--- Start Provided data ---

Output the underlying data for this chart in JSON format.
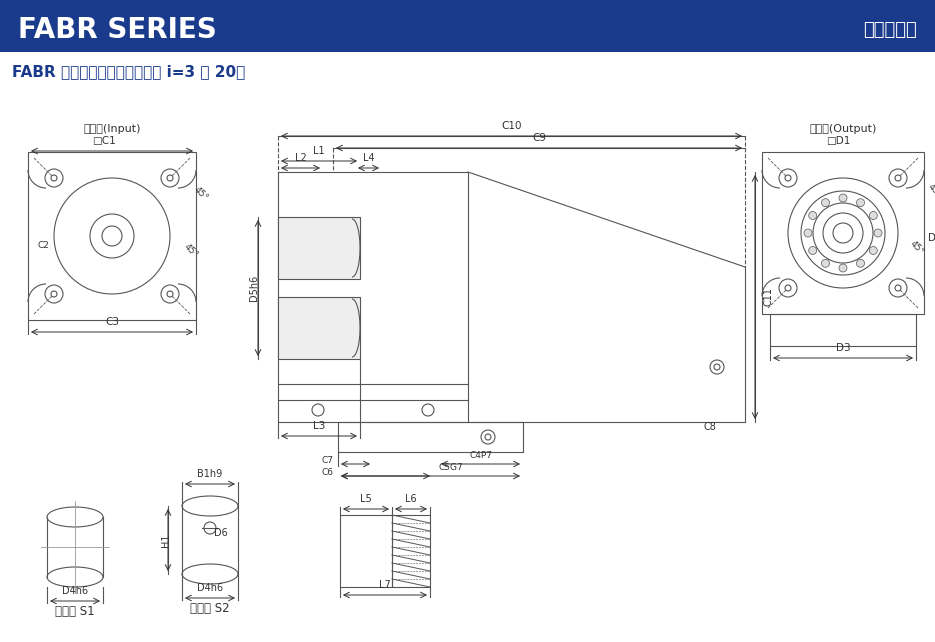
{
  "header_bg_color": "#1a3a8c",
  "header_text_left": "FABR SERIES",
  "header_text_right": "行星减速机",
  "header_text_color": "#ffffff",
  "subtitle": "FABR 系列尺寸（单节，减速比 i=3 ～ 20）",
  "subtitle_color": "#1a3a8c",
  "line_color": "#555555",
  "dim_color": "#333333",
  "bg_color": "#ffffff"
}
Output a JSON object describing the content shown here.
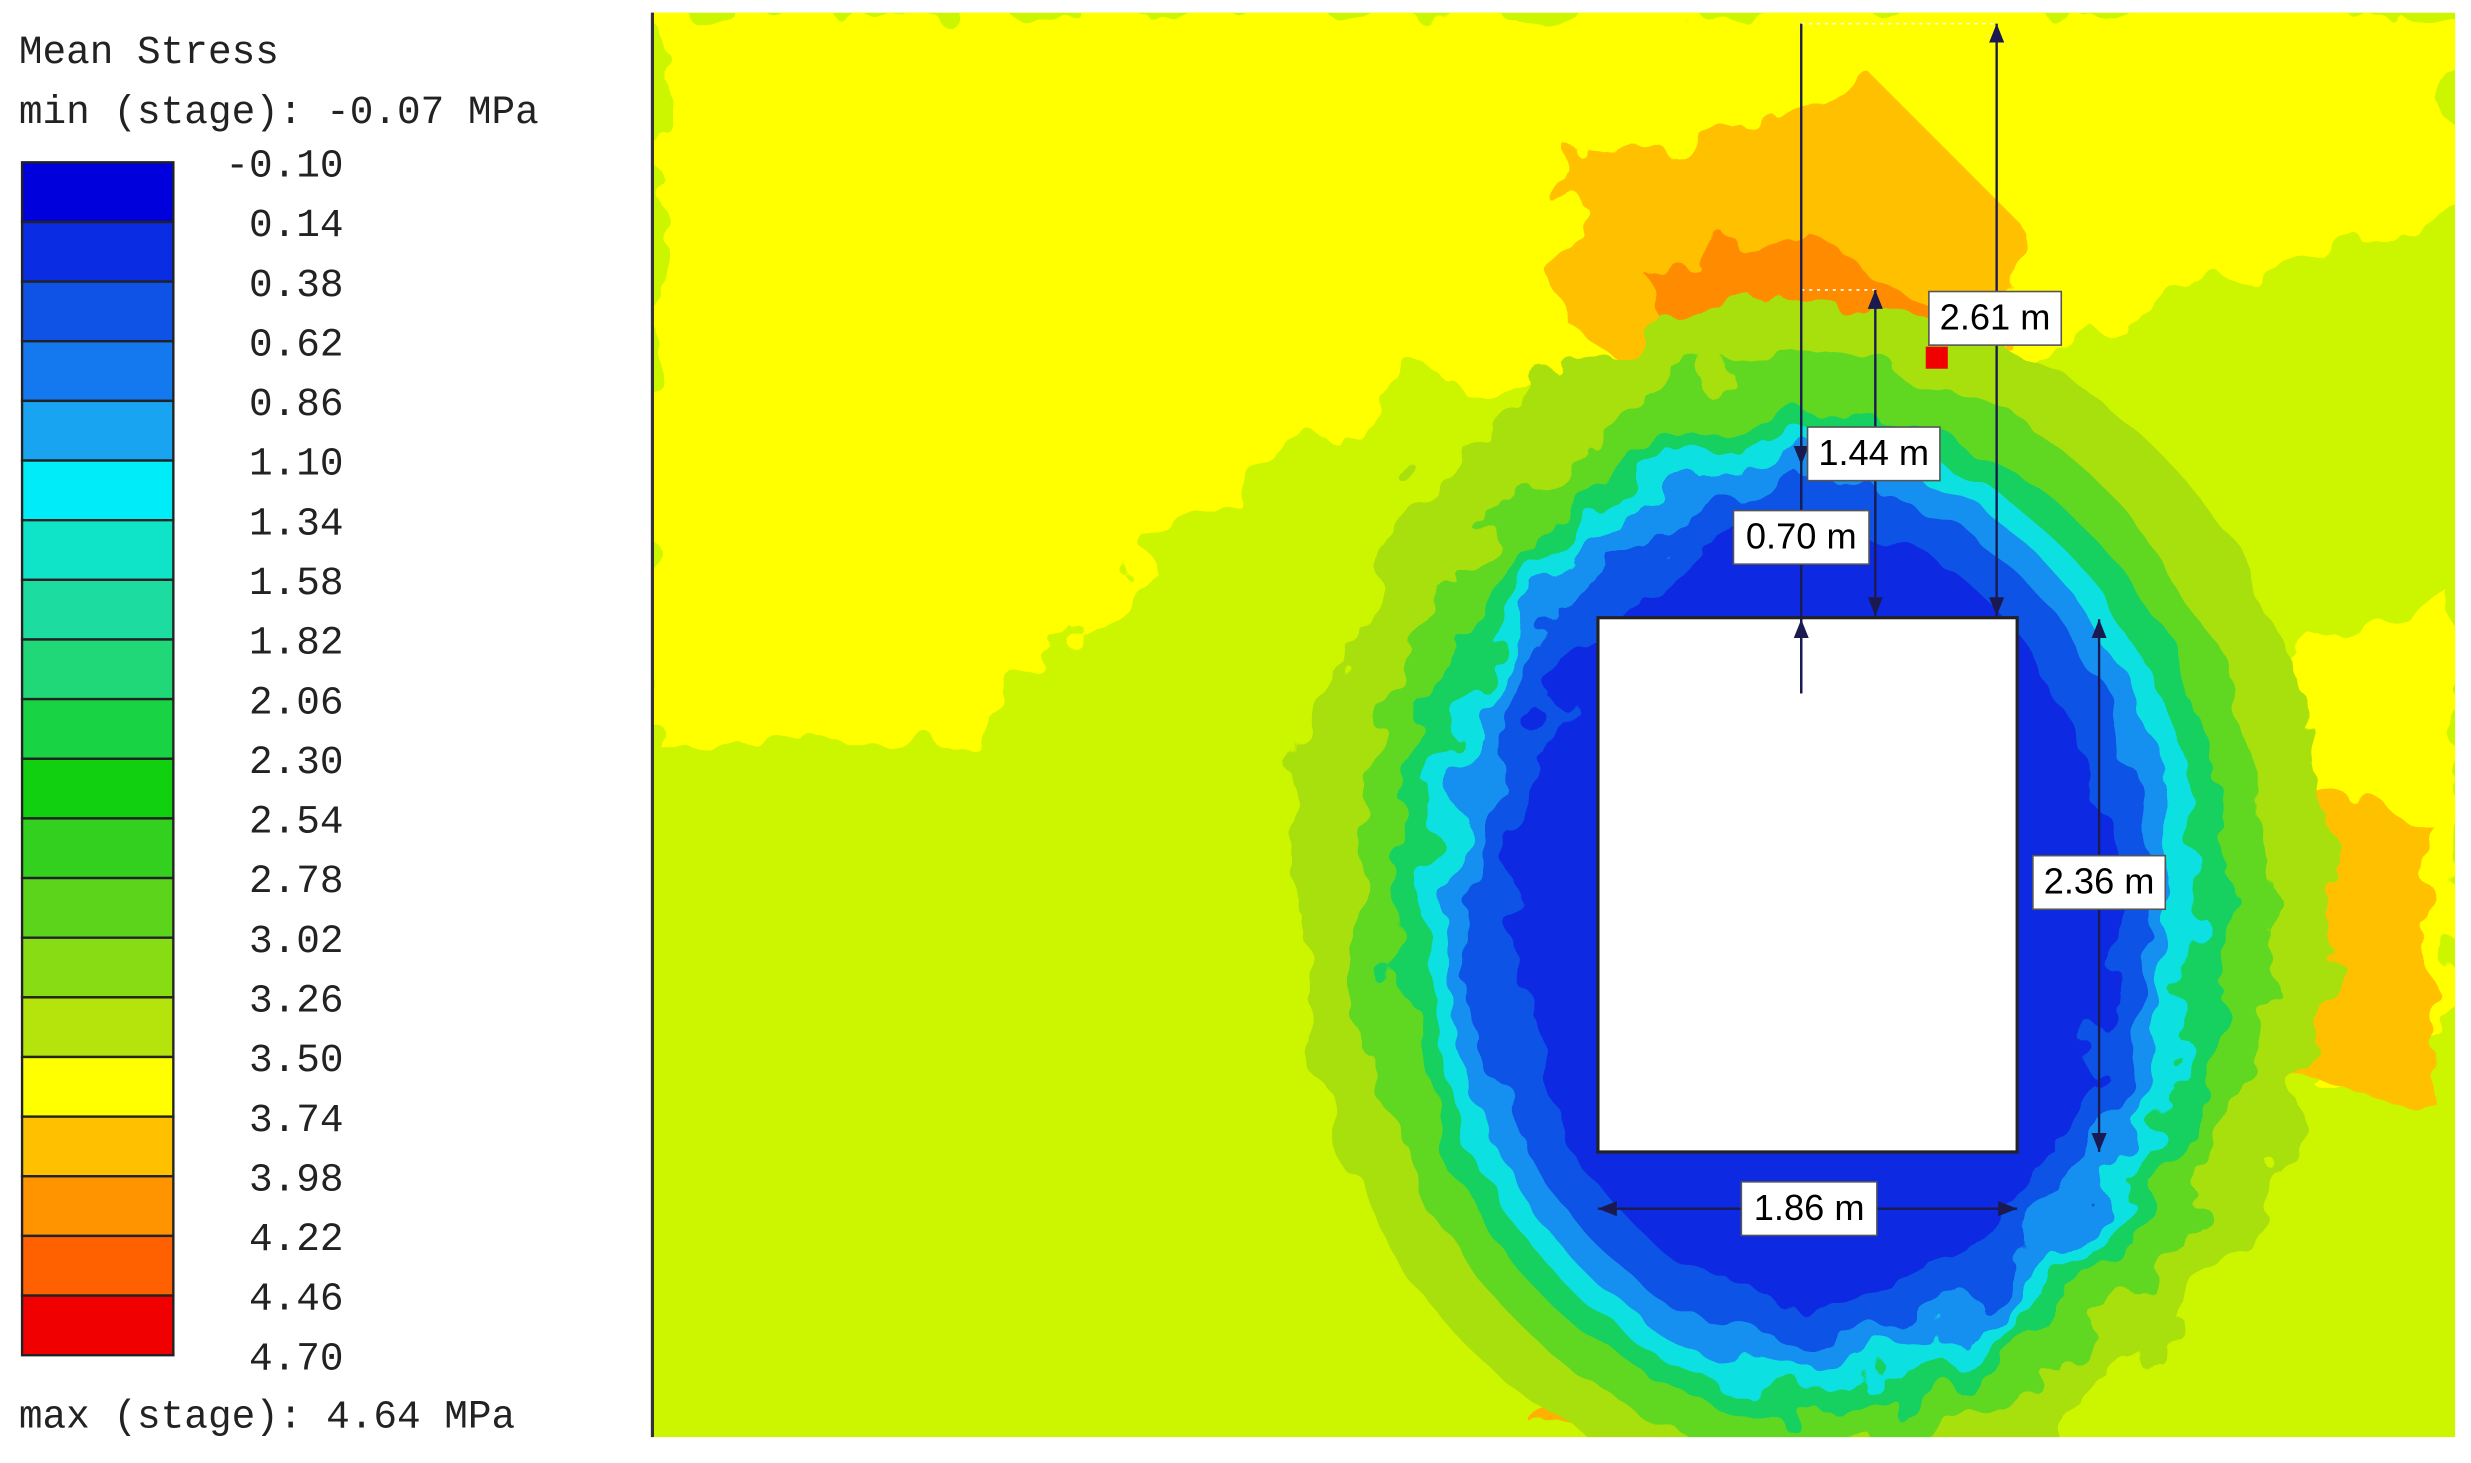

--- End Provided data ---
--- Start Provided data ---

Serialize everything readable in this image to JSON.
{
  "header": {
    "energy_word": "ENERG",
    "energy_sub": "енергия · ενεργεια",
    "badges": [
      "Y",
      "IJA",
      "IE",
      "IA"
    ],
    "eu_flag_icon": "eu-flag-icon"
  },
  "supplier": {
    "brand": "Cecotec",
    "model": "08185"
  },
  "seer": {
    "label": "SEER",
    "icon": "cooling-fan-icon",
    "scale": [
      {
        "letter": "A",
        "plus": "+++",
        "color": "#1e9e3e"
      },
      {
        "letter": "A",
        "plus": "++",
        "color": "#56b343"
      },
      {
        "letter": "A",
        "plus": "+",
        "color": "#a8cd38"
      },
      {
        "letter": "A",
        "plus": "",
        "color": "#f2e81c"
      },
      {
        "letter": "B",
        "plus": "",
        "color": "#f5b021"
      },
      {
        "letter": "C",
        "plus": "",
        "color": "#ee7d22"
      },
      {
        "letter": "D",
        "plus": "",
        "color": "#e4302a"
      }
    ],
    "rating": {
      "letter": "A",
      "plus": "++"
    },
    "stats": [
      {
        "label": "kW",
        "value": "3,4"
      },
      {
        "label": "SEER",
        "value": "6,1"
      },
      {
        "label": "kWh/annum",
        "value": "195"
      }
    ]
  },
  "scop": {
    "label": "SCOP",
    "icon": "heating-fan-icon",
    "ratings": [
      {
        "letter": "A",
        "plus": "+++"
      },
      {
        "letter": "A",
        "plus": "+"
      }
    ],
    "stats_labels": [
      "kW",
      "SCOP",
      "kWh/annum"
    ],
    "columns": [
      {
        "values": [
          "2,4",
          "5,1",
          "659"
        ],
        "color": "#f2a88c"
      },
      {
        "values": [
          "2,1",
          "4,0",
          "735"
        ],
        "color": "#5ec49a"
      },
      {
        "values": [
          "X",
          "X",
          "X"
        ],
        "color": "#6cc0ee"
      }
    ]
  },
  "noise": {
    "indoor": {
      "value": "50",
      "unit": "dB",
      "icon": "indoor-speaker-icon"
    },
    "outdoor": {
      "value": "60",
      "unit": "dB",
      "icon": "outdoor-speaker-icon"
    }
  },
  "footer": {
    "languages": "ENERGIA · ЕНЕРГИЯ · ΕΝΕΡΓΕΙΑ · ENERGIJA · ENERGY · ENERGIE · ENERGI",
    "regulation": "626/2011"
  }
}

--- End Provided data ---

Give back exactly the lines from the one that holds "Output the underlying" to the one that holds "Output a JSON", with both ends and without the images.

Output the underlying data for this chart in JSON format.
{
  "header_bg_color": "#1a3a8c",
  "header_text_left": "FABR SERIES",
  "header_text_right": "行星减速机",
  "header_text_color": "#ffffff",
  "subtitle": "FABR 系列尺寸（单节，减速比 i=3 ～ 20）",
  "subtitle_color": "#1a3a8c",
  "line_color": "#555555",
  "dim_color": "#333333",
  "bg_color": "#ffffff"
}
Output a JSON object describing the content shown here.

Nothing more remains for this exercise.